* BEGIN EXERCISE INPUT *

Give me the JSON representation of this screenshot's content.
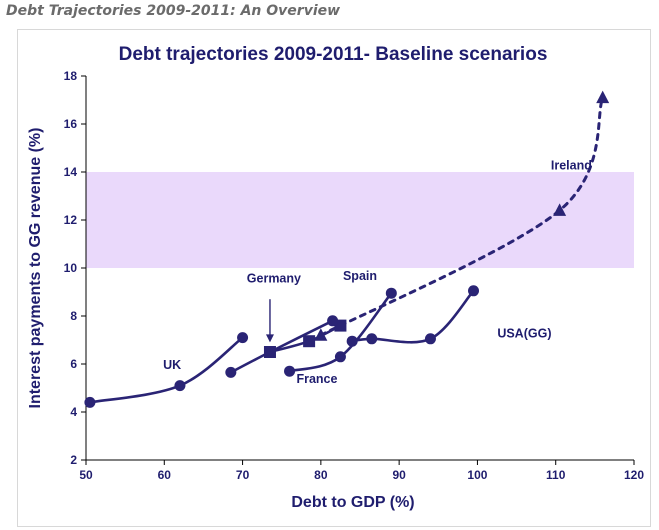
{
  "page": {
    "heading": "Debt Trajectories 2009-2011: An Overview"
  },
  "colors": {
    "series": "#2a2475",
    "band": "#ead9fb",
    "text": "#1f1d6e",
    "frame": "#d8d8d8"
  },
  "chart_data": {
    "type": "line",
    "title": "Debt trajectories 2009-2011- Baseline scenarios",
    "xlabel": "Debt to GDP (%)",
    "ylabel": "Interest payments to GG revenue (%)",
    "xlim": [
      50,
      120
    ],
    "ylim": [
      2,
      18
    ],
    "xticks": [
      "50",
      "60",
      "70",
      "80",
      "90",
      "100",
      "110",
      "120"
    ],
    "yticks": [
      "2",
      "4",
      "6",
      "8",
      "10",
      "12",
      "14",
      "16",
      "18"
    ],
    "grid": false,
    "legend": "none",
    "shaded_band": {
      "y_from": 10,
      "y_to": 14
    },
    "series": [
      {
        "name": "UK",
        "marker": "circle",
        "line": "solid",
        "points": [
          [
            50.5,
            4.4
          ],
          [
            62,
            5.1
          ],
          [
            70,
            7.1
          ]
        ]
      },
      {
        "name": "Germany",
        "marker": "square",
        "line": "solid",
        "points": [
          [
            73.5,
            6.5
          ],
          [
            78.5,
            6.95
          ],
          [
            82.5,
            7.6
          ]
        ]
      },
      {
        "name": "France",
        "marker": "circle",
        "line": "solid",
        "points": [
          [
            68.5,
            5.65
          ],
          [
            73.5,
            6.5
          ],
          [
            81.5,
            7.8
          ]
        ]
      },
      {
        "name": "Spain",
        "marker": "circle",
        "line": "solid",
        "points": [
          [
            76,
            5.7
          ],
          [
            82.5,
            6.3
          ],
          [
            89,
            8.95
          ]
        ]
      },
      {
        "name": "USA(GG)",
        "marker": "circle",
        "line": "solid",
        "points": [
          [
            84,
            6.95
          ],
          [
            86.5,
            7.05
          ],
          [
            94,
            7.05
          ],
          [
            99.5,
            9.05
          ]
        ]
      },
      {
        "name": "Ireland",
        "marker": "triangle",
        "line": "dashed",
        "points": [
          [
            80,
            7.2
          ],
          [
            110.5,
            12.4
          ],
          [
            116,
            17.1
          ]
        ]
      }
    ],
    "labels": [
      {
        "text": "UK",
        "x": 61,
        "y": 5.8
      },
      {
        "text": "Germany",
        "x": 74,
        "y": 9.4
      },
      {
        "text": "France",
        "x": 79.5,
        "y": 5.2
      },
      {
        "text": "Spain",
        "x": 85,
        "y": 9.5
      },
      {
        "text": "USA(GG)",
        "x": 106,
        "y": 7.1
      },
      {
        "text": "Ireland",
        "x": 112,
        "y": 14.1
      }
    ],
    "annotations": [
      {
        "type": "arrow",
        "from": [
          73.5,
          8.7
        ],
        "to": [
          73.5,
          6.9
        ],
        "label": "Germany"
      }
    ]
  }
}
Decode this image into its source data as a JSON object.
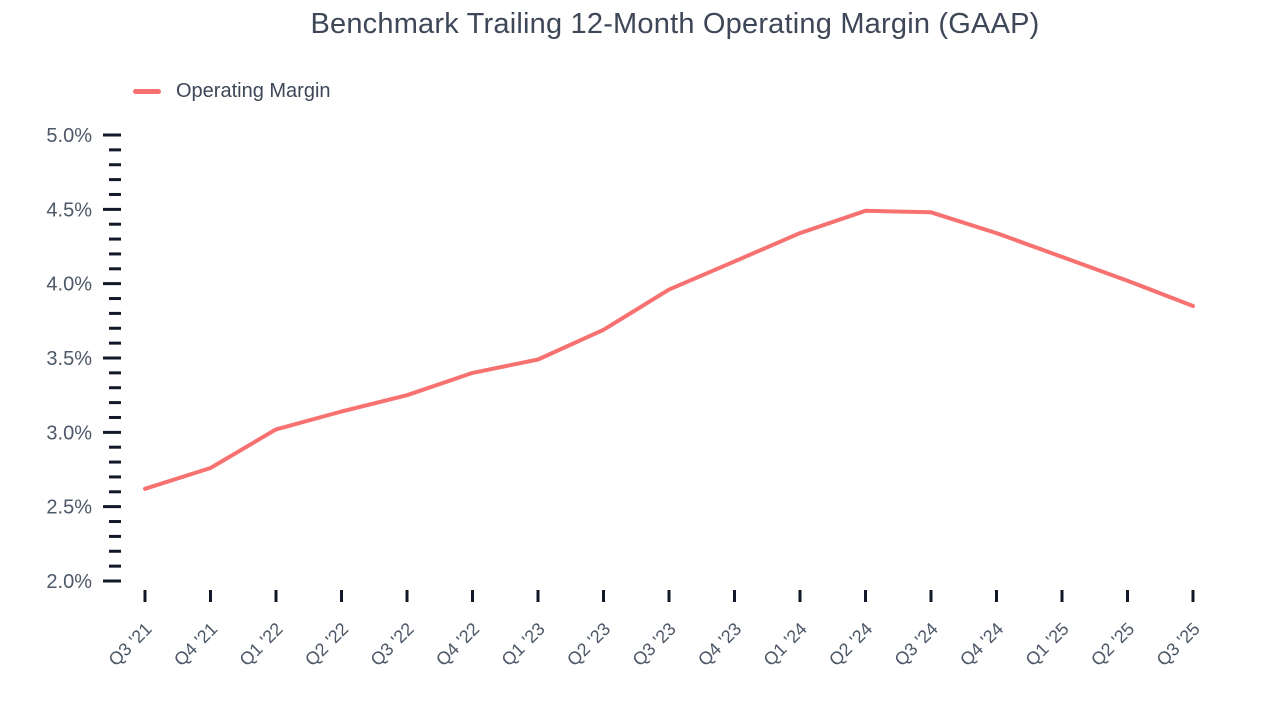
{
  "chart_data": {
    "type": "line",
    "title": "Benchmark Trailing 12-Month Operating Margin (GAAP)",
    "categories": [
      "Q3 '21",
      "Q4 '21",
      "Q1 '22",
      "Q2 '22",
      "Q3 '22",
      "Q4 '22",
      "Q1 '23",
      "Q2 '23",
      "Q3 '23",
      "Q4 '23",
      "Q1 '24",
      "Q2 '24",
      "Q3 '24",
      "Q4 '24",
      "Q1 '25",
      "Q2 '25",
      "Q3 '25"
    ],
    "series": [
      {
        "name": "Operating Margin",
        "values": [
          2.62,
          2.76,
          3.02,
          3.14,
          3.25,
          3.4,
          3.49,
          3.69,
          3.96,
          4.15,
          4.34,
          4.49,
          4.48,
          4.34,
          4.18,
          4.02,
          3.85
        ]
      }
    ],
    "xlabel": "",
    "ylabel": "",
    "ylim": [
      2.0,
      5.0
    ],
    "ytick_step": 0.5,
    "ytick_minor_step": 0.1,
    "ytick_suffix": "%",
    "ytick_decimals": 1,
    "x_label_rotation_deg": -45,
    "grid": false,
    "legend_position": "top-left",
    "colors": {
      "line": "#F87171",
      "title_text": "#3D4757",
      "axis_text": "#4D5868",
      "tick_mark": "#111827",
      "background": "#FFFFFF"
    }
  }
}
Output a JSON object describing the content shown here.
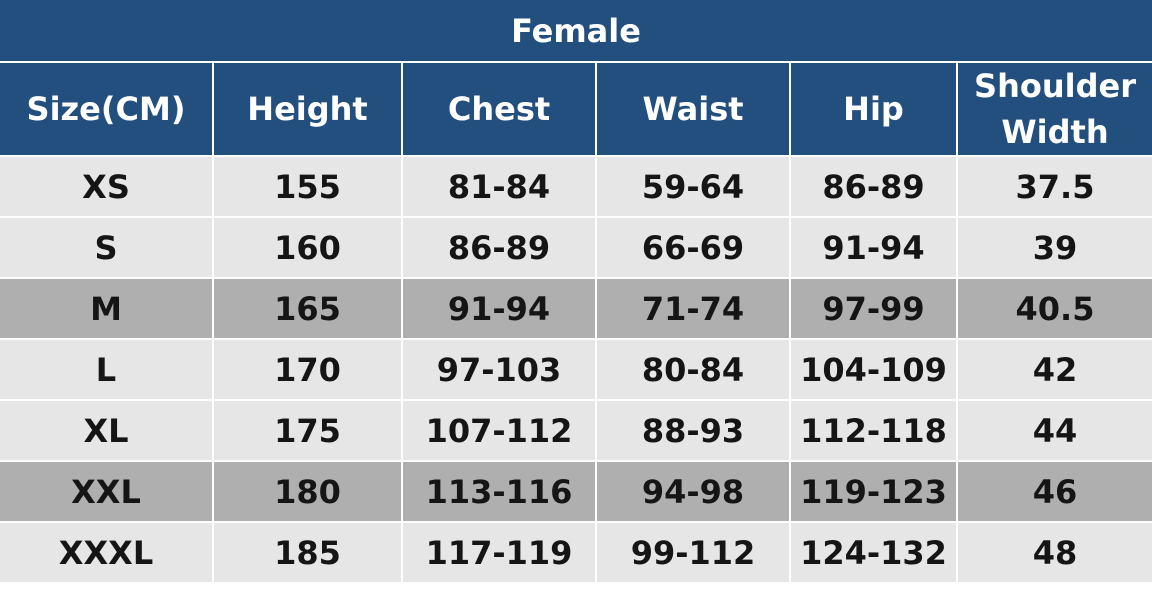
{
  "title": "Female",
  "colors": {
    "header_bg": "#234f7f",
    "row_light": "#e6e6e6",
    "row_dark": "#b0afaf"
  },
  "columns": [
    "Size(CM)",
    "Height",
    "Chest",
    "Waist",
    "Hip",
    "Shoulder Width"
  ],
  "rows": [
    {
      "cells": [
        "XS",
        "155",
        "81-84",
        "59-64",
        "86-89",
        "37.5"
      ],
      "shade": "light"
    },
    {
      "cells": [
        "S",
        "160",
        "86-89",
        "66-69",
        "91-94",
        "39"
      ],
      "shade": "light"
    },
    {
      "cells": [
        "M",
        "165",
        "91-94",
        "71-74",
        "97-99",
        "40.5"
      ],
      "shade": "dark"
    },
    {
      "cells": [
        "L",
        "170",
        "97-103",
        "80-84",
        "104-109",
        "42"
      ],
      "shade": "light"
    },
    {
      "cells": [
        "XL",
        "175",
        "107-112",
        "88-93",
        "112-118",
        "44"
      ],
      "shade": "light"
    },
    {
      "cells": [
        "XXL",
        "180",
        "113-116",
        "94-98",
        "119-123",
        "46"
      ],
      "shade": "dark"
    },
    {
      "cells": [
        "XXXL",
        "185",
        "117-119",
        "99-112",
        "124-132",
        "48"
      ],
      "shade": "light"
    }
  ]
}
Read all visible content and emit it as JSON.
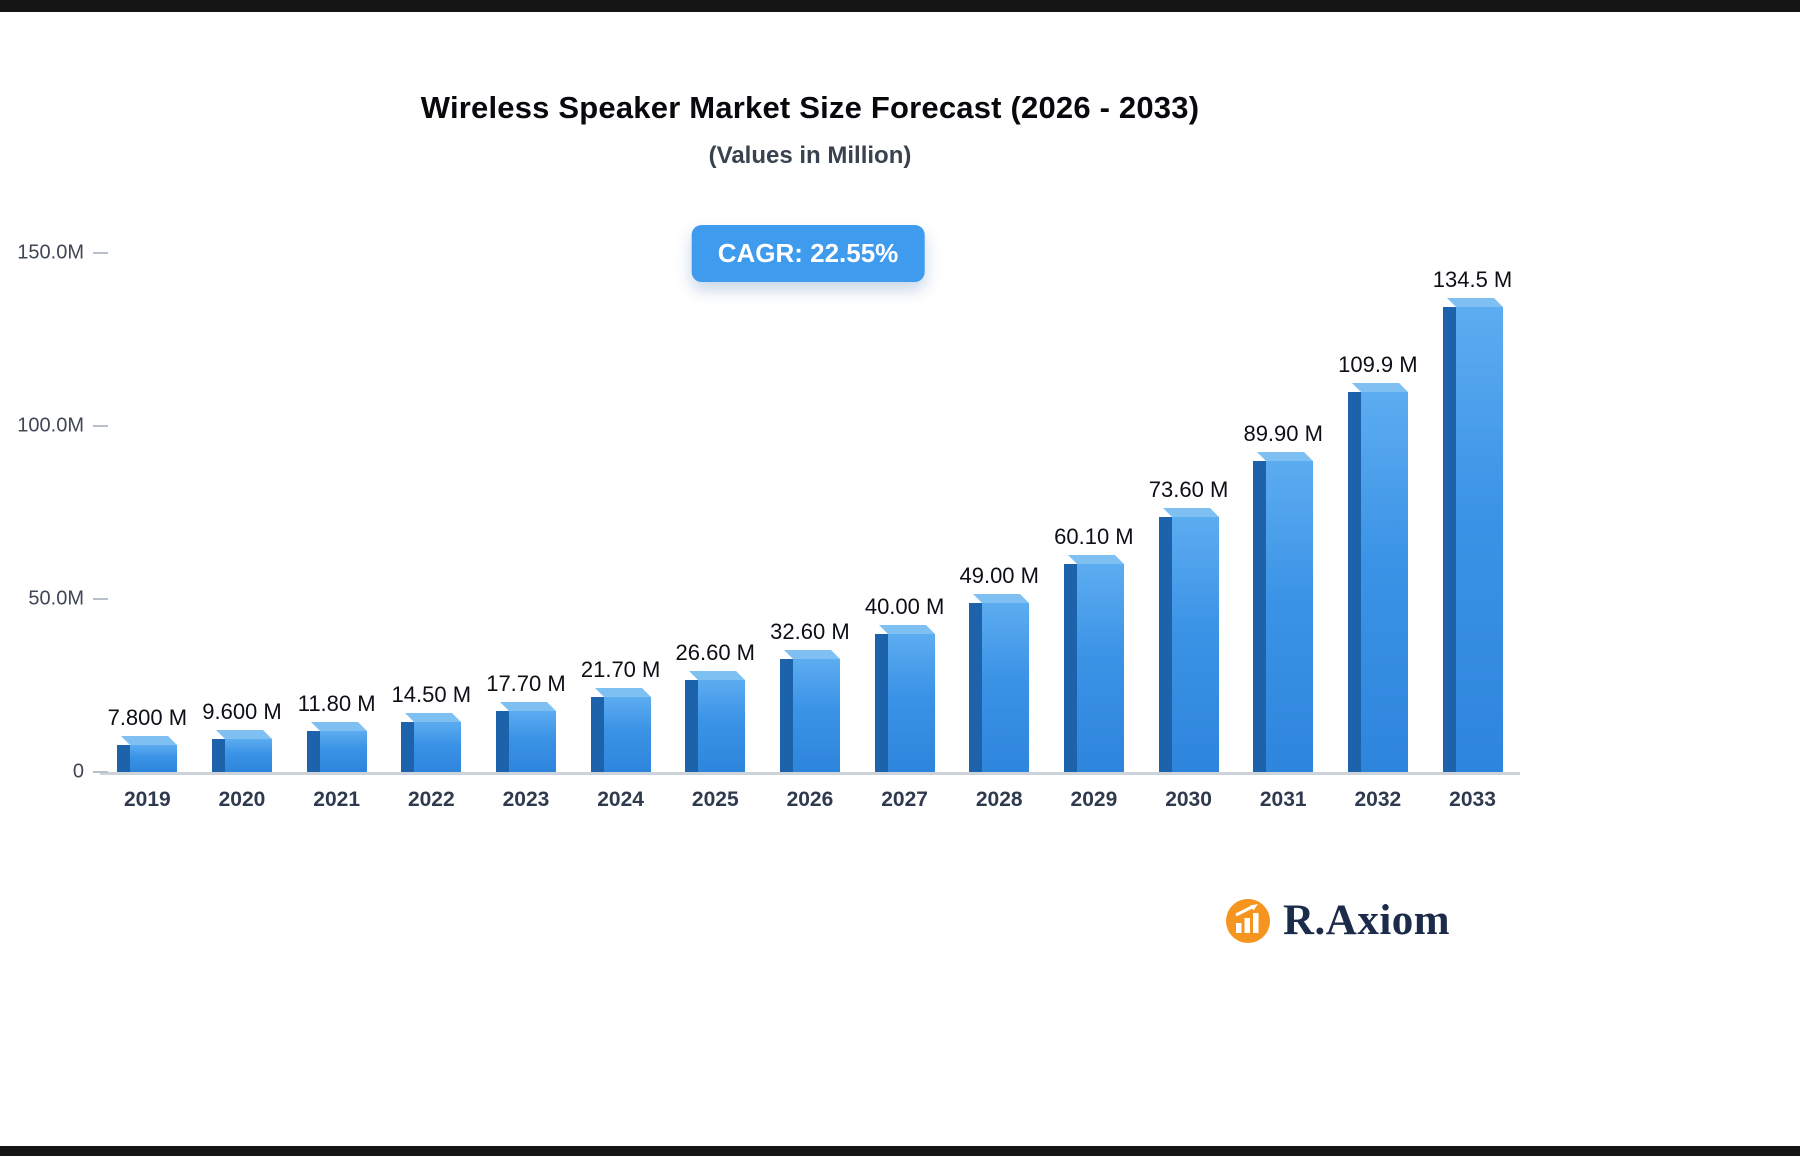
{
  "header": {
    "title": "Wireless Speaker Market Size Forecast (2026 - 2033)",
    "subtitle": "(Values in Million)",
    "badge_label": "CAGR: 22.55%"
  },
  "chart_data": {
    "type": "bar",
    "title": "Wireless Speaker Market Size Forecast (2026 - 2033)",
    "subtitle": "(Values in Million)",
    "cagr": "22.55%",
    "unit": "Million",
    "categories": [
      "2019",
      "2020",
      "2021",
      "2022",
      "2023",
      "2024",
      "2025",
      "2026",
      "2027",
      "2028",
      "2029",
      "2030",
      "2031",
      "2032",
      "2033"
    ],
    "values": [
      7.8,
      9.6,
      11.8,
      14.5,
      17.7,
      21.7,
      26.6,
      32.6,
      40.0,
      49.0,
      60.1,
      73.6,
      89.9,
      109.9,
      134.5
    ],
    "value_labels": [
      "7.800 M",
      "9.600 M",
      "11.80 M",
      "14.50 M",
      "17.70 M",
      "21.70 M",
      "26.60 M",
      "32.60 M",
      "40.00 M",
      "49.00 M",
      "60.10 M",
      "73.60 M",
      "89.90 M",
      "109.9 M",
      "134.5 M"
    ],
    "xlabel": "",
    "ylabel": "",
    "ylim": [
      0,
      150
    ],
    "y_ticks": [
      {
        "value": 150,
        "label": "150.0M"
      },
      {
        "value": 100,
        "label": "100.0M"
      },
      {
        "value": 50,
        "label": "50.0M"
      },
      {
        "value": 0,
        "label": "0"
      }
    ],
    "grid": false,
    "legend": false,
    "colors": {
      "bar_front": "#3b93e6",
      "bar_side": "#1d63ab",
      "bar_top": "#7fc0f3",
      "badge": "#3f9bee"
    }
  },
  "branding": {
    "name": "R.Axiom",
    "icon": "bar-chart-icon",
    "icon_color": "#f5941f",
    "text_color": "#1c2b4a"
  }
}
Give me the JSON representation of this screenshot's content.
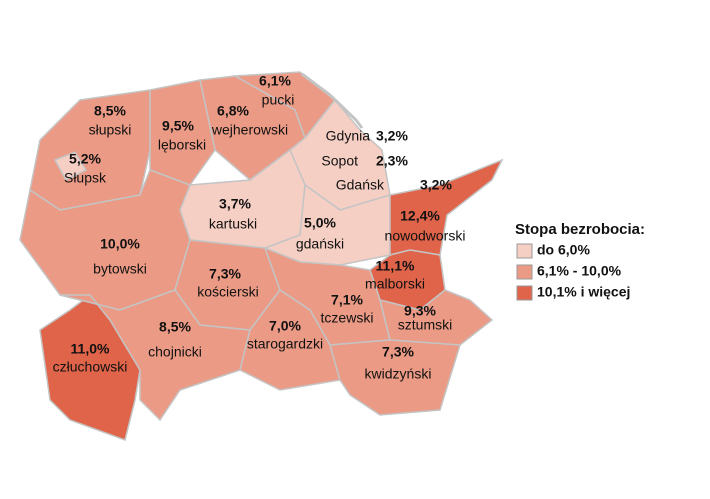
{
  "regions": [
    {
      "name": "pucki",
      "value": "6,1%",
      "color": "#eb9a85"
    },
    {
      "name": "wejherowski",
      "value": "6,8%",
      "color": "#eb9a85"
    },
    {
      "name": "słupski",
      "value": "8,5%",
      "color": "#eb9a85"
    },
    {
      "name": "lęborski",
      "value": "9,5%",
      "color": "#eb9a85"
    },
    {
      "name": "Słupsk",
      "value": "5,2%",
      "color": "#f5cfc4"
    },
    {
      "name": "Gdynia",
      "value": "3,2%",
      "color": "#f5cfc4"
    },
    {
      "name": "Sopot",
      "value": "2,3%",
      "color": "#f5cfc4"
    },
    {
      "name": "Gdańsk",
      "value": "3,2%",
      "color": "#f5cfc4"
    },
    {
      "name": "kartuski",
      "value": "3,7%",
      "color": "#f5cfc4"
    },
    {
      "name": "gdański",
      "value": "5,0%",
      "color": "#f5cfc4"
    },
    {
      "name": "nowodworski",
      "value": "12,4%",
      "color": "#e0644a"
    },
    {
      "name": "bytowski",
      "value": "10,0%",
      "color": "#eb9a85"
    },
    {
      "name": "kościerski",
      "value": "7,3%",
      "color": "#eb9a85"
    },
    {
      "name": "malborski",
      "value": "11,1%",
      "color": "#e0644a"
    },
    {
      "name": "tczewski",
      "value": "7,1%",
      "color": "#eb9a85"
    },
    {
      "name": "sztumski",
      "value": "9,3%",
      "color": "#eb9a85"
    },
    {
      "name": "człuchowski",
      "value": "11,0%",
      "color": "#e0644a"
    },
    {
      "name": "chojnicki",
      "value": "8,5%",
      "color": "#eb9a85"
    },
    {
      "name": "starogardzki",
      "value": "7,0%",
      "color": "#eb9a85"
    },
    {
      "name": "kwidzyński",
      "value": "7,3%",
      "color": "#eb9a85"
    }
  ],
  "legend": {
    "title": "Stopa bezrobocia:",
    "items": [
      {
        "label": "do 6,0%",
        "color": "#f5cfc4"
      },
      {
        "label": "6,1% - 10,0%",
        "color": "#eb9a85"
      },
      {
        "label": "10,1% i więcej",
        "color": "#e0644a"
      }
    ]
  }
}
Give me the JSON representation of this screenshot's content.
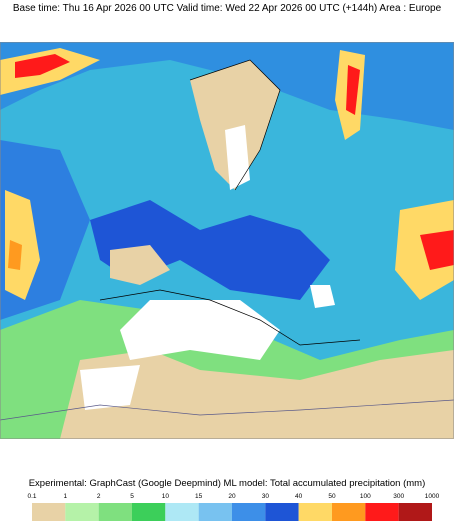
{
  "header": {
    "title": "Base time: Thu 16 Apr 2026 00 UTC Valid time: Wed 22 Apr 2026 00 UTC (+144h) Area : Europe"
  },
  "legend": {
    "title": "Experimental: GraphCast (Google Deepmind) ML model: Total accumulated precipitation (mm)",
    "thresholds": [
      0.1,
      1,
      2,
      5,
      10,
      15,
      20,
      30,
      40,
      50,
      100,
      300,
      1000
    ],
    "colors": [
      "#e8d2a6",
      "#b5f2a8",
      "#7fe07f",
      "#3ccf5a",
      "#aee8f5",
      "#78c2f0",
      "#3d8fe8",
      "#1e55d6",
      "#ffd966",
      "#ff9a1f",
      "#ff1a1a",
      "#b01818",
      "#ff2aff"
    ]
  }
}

* END EXERCISE INPUT *

TASK DESCRIPTION - Select every line in the records above that contains the word "Operating".

TASK OUTPUT -
    "title": "Benchmark Trailing 12-Month Operating Margin (GAAP)",
        "name": "Operating Margin",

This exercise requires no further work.